◆ INPUT FOR THIS TASK ◆
▼
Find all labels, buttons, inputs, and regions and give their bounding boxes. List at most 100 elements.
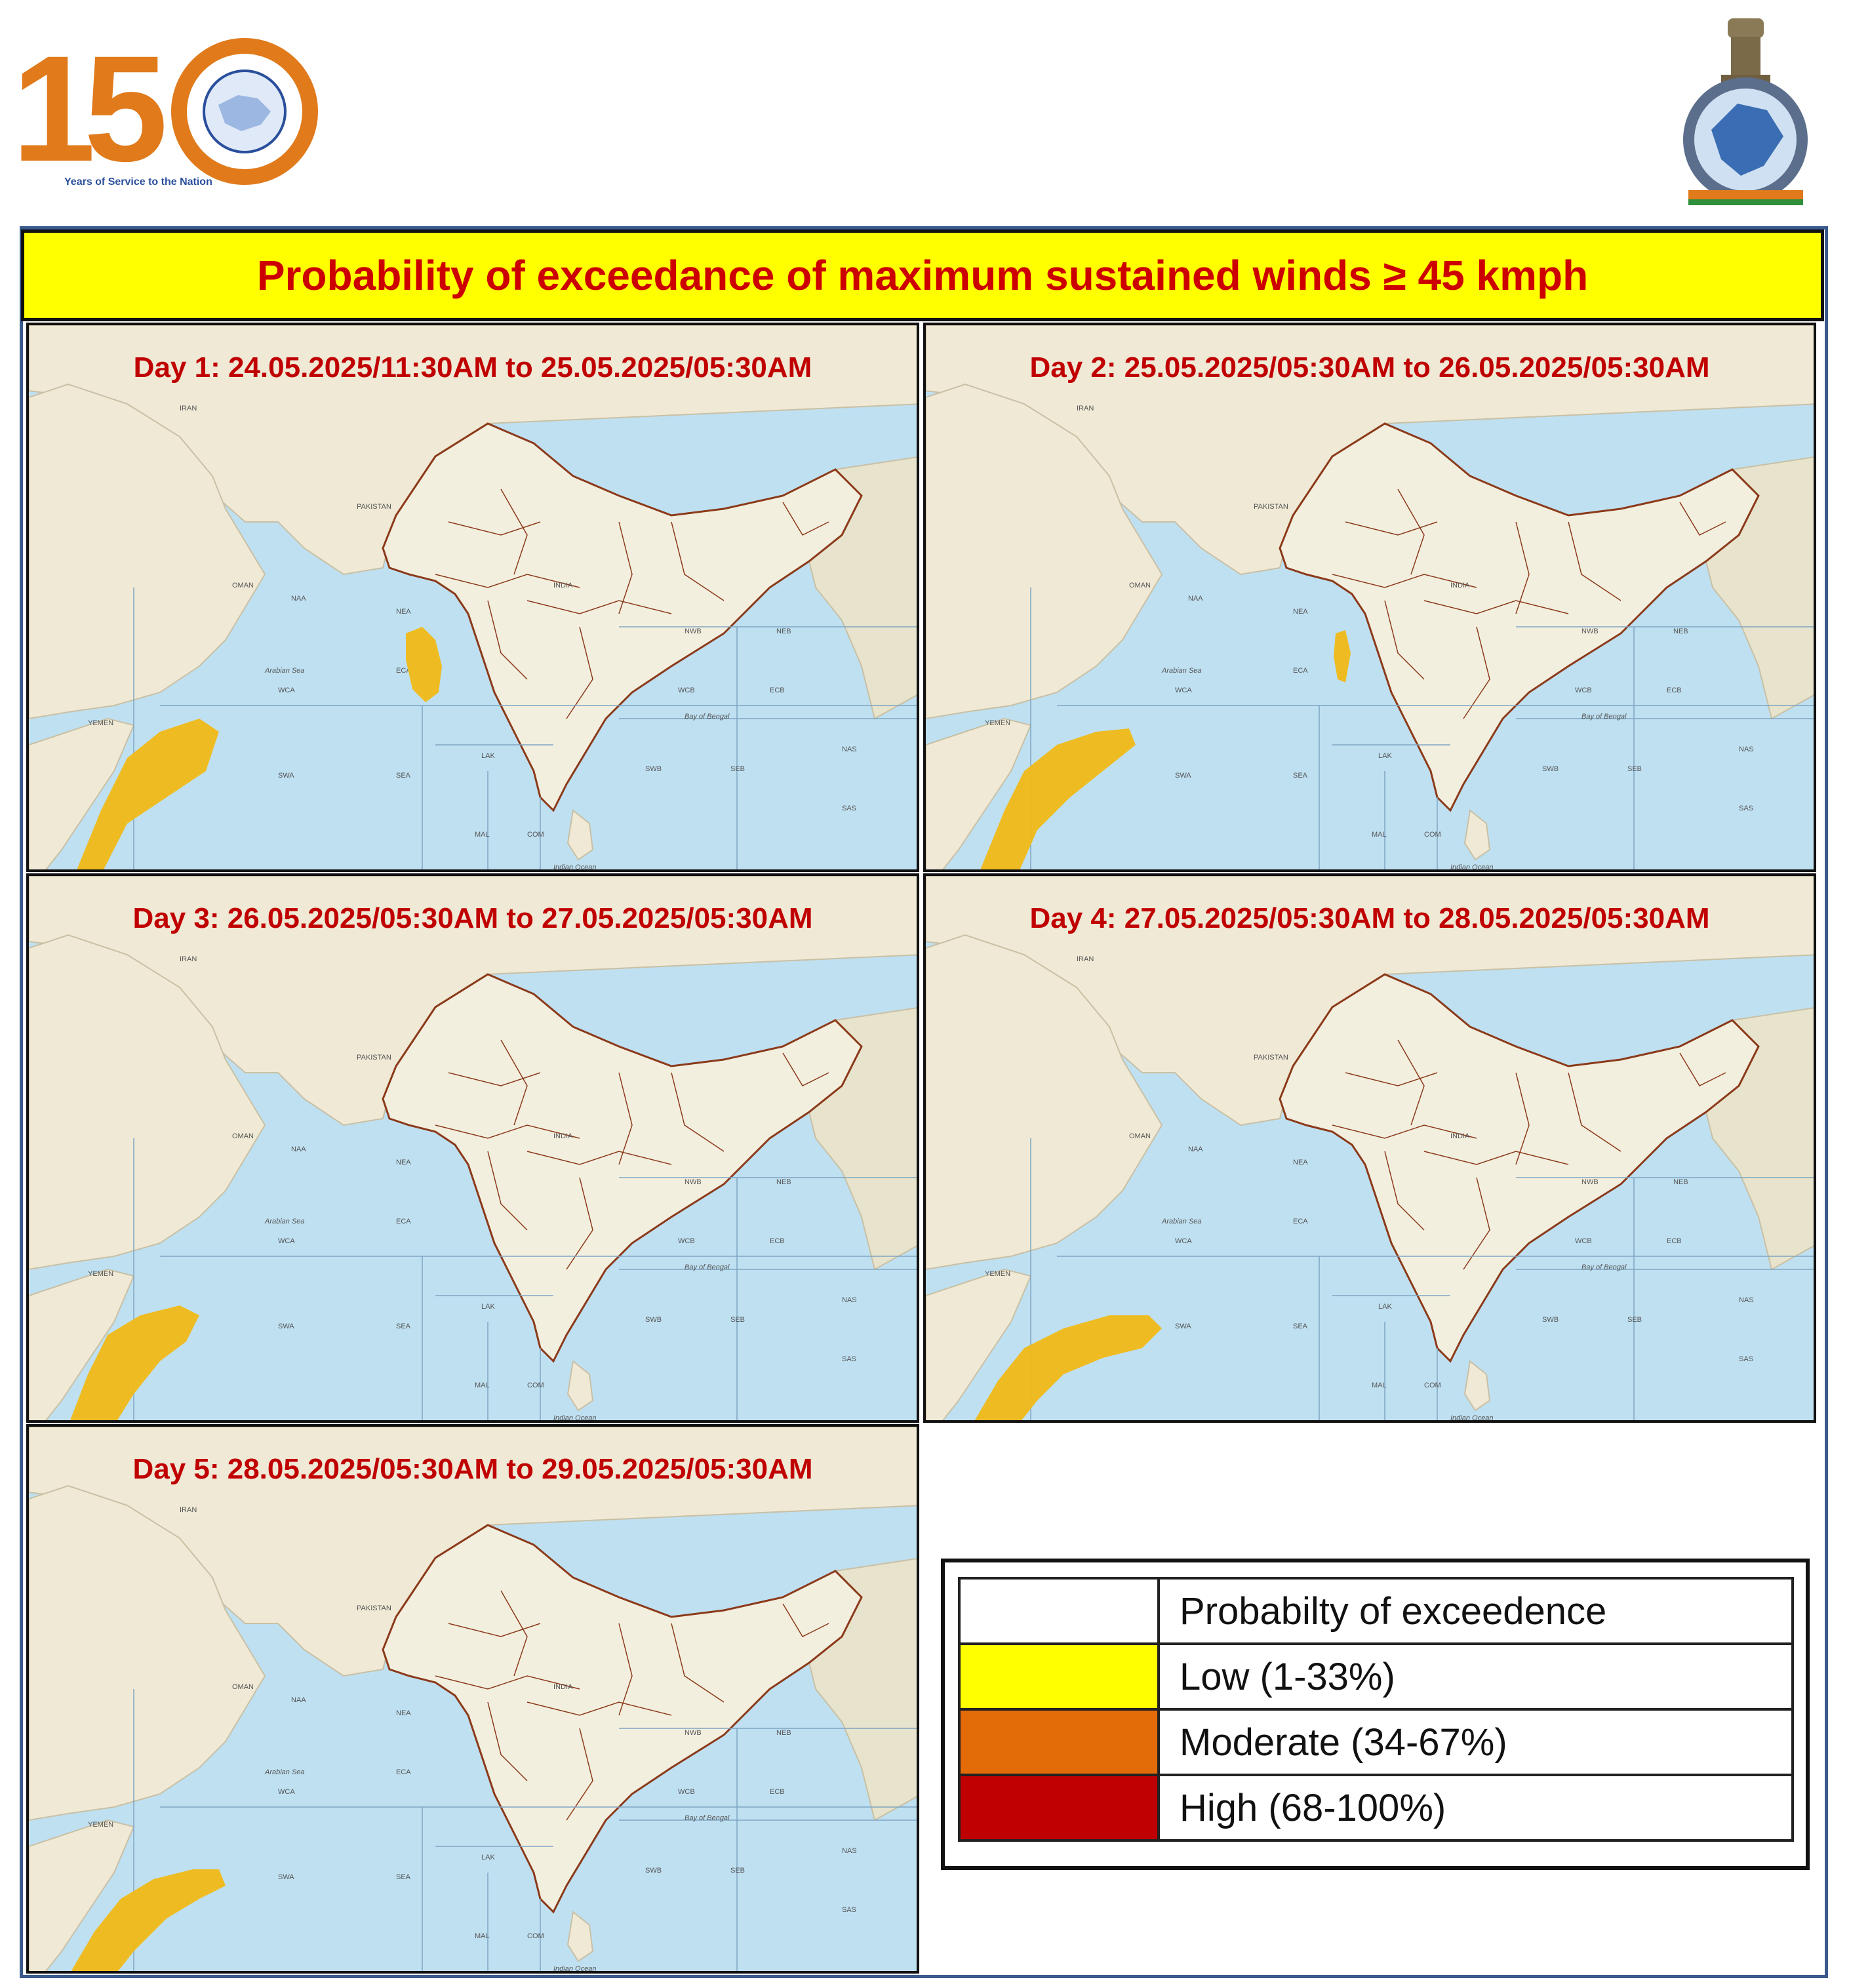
region-label: SAS	[842, 1355, 856, 1363]
region-label: SAS	[1739, 1355, 1753, 1363]
map-base: NAA NEA ECA WCA SWA SEA LAK MAL COM NWB NEB WCB ECB S…	[29, 1427, 917, 1971]
legend-swatch-high	[958, 1774, 1160, 1842]
country-label: INDIA	[1450, 582, 1470, 589]
region-label: ECB	[770, 686, 785, 694]
sea-label: Indian Ocean	[553, 1414, 596, 1422]
region-label: MAL	[1372, 831, 1387, 839]
region-label: COM	[527, 1932, 544, 1940]
region-label: COM	[527, 1382, 544, 1389]
moderate-probability-zone	[980, 728, 1136, 869]
country-label: IRAN	[1077, 405, 1094, 412]
map-panel-day1: NAA NEA ECA WCA SWA SEA LAK MAL COM NWB NEB WCB ECB S…	[26, 323, 919, 872]
india-boundary	[1279, 973, 1760, 1363]
region-label: NEA	[1293, 608, 1308, 616]
region-label: SWB	[1542, 765, 1559, 773]
country-label: PAKISTAN	[357, 503, 391, 511]
forecast-region-grid	[1030, 587, 1814, 869]
panel-label-day2: Day 2: 25.05.2025/05:30AM to 26.05.2025/…	[1029, 351, 1710, 384]
sea-label: Bay of Bengal	[1581, 713, 1627, 721]
title-banner: Probability of exceedance of maximum sus…	[21, 229, 1824, 321]
land-arabia	[926, 383, 1163, 720]
country-label: YEMEN	[88, 1270, 113, 1278]
region-label: WCB	[1575, 686, 1592, 694]
land-srilanka	[567, 809, 594, 861]
land-africa	[926, 717, 1032, 869]
india-boundary	[382, 1524, 863, 1914]
legend-swatch-moderate	[958, 1708, 1160, 1776]
region-label: SWA	[278, 1873, 294, 1881]
land-arabia	[29, 1484, 266, 1821]
country-label: YEMEN	[88, 719, 113, 727]
region-label: NWB	[1581, 627, 1599, 635]
country-label: OMAN	[232, 582, 254, 589]
region-label: SWA	[1175, 1322, 1191, 1330]
region-label: NAS	[1739, 746, 1754, 753]
country-label: INDIA	[553, 1683, 573, 1691]
country-label: INDIA	[553, 582, 573, 589]
india-boundary	[382, 973, 863, 1363]
region-label: NEB	[776, 1729, 791, 1737]
sea-label: Bay of Bengal	[685, 1814, 730, 1822]
land-arabia	[29, 934, 266, 1271]
region-label: WCA	[278, 1788, 295, 1796]
region-label: ECA	[396, 667, 411, 675]
sea-label: Indian Ocean	[1450, 864, 1493, 871]
region-label: ECB	[1667, 1237, 1682, 1245]
imd-150-years-logo: 1 5 Years of Service to the Nation	[12, 33, 318, 190]
country-label: PAKISTAN	[1254, 503, 1288, 511]
region-label: SWA	[1175, 772, 1191, 780]
moderate-probability-zone	[77, 719, 219, 869]
region-label: ECA	[396, 1218, 411, 1225]
region-label: NEB	[1673, 627, 1688, 635]
sea-label: Indian Ocean	[1450, 1414, 1493, 1422]
region-label: ECB	[770, 1788, 785, 1796]
legend-swatch-low	[958, 1642, 1160, 1711]
region-label: LAK	[481, 752, 495, 760]
region-label: NAA	[291, 1145, 306, 1153]
legend-label-moderate: Moderate (34-67%)	[1157, 1708, 1794, 1776]
legend-label-low: Low (1-33%)	[1157, 1642, 1794, 1711]
region-label: SAS	[1739, 805, 1753, 812]
country-label: IRAN	[180, 1506, 197, 1514]
region-label: ECA	[396, 1768, 411, 1776]
svg-text:5: 5	[84, 33, 168, 190]
region-label: NEA	[396, 1159, 411, 1166]
state-boundaries	[435, 1590, 829, 1821]
sea-label: Arabian Sea	[1161, 667, 1202, 675]
legend-table: Probabilty of exceedence Low (1-33%) Mod…	[958, 1577, 1794, 1842]
moderate-probability-zone	[974, 1315, 1162, 1420]
panel-label-day4: Day 4: 27.05.2025/05:30AM to 28.05.2025/…	[1029, 902, 1710, 934]
land-africa	[29, 717, 135, 869]
svg-text:1: 1	[12, 33, 96, 190]
region-label: WCB	[678, 1788, 695, 1796]
sea-label: Arabian Sea	[1161, 1218, 1202, 1225]
moderate-probability-zone	[71, 1869, 226, 1971]
region-label: SEB	[1627, 765, 1642, 773]
region-label: NEA	[1293, 1159, 1308, 1166]
region-label: SWB	[645, 1316, 662, 1324]
map-day4: NAA NEA ECA WCA SWA SEA LAK MAL COM NWB NEB WCB ECB S…	[926, 876, 1814, 1422]
country-label: OMAN	[1129, 582, 1151, 589]
region-label: NAA	[291, 1696, 306, 1704]
region-label: NAS	[842, 746, 857, 753]
sea-label: Arabian Sea	[264, 1768, 305, 1776]
land-srilanka	[567, 1360, 594, 1412]
region-label: WCA	[278, 686, 295, 694]
region-label: SAS	[842, 1906, 856, 1914]
country-label: YEMEN	[985, 719, 1010, 727]
forecast-region-grid	[133, 1138, 917, 1420]
moderate-probability-zone	[1334, 630, 1351, 683]
state-boundaries	[435, 488, 829, 719]
map-panel-day5: NAA NEA ECA WCA SWA SEA LAK MAL COM NWB NEB WCB ECB S…	[26, 1424, 919, 1974]
map-panel-day3: NAA NEA ECA WCA SWA SEA LAK MAL COM NWB NEB WCB ECB S…	[26, 873, 919, 1423]
country-label: INDIA	[553, 1132, 573, 1140]
land-africa	[926, 1268, 1032, 1420]
panel-label-day3: Day 3: 26.05.2025/05:30AM to 27.05.2025/…	[132, 902, 813, 934]
region-label: LAK	[481, 1854, 495, 1861]
region-label: NAS	[842, 1296, 857, 1304]
page-title: Probability of exceedance of maximum sus…	[256, 252, 1589, 299]
region-label: SEA	[396, 1322, 411, 1330]
sea-label: Indian Ocean	[553, 864, 596, 871]
forecast-region-grid	[133, 587, 917, 869]
region-label: WCA	[1175, 1237, 1192, 1245]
▲
◆ EXERCISE TASK ◆
In the records, substitute "india-border" for every "india-boundary" in the lines between the one holding "1355, 856, 1363]" and the one holding "1484, 266, 1821]", inclusive, and write out only those lines with everything else unchanged.

◆ RESULT FOR THIS TASK ◆
region-label: SAS	[842, 1355, 856, 1363]
region-label: SAS	[1739, 1355, 1753, 1363]
map-base: NAA NEA ECA WCA SWA SEA LAK MAL COM NWB NEB WCB ECB S…	[29, 1427, 917, 1971]
legend-swatch-high	[958, 1774, 1160, 1842]
country-label: INDIA	[1450, 582, 1470, 589]
region-label: ECB	[770, 686, 785, 694]
sea-label: Indian Ocean	[553, 1414, 596, 1422]
region-label: MAL	[1372, 831, 1387, 839]
region-label: COM	[527, 1932, 544, 1940]
region-label: COM	[527, 1382, 544, 1389]
moderate-probability-zone	[980, 728, 1136, 869]
country-label: IRAN	[1077, 405, 1094, 412]
map-panel-day1: NAA NEA ECA WCA SWA SEA LAK MAL COM NWB NEB WCB ECB S…	[26, 323, 919, 872]
india-border	[1279, 973, 1760, 1363]
region-label: NEA	[1293, 608, 1308, 616]
region-label: SWB	[1542, 765, 1559, 773]
country-label: PAKISTAN	[357, 503, 391, 511]
forecast-region-grid	[1030, 587, 1814, 869]
panel-label-day2: Day 2: 25.05.2025/05:30AM to 26.05.2025/…	[1029, 351, 1710, 384]
sea-label: Bay of Bengal	[1581, 713, 1627, 721]
title-banner: Probability of exceedance of maximum sus…	[21, 229, 1824, 321]
land-arabia	[926, 383, 1163, 720]
country-label: YEMEN	[88, 1270, 113, 1278]
region-label: WCB	[1575, 686, 1592, 694]
land-srilanka	[567, 809, 594, 861]
land-africa	[926, 717, 1032, 869]
india-border	[382, 1524, 863, 1914]
legend-swatch-moderate	[958, 1708, 1160, 1776]
region-label: SWA	[278, 1873, 294, 1881]
land-arabia	[29, 1484, 266, 1821]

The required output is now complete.